Scan the listing below for the word "JSON" and state how many lines hold it. Write nothing but the number.

*** DATASET RECORDS

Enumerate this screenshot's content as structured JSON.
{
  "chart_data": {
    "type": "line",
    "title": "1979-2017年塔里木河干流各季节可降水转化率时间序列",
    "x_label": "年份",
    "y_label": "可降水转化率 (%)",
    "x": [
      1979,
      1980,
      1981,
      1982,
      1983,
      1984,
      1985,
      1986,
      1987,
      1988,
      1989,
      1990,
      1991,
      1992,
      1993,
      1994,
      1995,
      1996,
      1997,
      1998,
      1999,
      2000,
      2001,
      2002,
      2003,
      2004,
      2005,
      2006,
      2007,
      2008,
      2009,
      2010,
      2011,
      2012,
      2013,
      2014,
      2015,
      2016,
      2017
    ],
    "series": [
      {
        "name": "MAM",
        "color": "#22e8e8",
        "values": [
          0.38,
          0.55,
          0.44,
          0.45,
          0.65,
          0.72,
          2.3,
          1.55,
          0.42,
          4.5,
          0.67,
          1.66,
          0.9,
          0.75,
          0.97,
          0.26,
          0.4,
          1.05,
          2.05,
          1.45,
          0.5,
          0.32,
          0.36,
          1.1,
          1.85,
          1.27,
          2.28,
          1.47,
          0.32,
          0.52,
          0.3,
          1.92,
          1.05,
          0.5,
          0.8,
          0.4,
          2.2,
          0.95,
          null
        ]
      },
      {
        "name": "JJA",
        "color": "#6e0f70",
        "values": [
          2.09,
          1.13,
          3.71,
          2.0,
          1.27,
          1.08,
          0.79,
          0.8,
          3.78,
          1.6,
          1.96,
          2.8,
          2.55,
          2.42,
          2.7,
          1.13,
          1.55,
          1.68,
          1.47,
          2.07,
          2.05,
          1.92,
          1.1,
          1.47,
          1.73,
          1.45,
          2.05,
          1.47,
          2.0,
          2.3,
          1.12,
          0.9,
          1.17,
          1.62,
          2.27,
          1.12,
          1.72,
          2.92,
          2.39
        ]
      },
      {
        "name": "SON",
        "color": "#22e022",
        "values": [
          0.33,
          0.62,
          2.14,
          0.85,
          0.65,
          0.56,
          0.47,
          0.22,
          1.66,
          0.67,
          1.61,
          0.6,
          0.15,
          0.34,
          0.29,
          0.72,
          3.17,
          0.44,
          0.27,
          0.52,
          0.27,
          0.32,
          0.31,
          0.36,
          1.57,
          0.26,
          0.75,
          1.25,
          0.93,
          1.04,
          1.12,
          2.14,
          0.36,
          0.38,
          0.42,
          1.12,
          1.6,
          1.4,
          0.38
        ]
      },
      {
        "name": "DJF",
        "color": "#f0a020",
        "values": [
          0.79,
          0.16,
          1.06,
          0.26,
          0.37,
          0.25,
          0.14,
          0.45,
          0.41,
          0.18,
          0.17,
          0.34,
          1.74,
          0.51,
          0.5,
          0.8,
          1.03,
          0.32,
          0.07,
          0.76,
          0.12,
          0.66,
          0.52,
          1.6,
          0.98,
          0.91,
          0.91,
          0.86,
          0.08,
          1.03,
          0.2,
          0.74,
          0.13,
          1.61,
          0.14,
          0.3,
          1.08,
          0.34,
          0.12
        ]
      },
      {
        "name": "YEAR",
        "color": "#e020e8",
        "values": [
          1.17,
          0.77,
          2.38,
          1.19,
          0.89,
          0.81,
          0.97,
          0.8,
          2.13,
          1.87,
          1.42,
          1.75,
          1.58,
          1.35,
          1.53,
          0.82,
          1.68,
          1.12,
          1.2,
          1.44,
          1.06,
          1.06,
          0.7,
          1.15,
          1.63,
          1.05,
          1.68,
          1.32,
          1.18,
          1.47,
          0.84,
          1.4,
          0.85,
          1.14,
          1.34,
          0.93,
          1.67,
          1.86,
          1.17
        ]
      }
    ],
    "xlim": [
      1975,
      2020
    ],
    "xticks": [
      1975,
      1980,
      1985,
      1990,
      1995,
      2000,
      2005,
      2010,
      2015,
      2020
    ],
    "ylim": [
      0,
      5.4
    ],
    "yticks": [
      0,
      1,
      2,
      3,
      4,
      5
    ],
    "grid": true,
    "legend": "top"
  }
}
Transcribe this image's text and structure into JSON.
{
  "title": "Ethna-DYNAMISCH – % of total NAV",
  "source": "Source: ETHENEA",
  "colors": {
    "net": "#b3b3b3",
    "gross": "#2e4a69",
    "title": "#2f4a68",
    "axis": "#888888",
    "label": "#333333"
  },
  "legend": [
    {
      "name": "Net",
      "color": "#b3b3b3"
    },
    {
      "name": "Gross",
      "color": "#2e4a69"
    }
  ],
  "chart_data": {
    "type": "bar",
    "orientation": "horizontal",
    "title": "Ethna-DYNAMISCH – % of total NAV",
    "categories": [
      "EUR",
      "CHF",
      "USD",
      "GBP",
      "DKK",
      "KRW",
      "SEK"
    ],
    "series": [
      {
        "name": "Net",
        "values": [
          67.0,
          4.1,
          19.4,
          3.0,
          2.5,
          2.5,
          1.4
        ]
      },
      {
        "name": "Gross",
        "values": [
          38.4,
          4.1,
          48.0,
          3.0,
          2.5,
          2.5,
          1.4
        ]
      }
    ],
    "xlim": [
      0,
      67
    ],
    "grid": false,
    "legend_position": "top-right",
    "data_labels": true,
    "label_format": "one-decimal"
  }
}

******

TASK SOLUTION - 2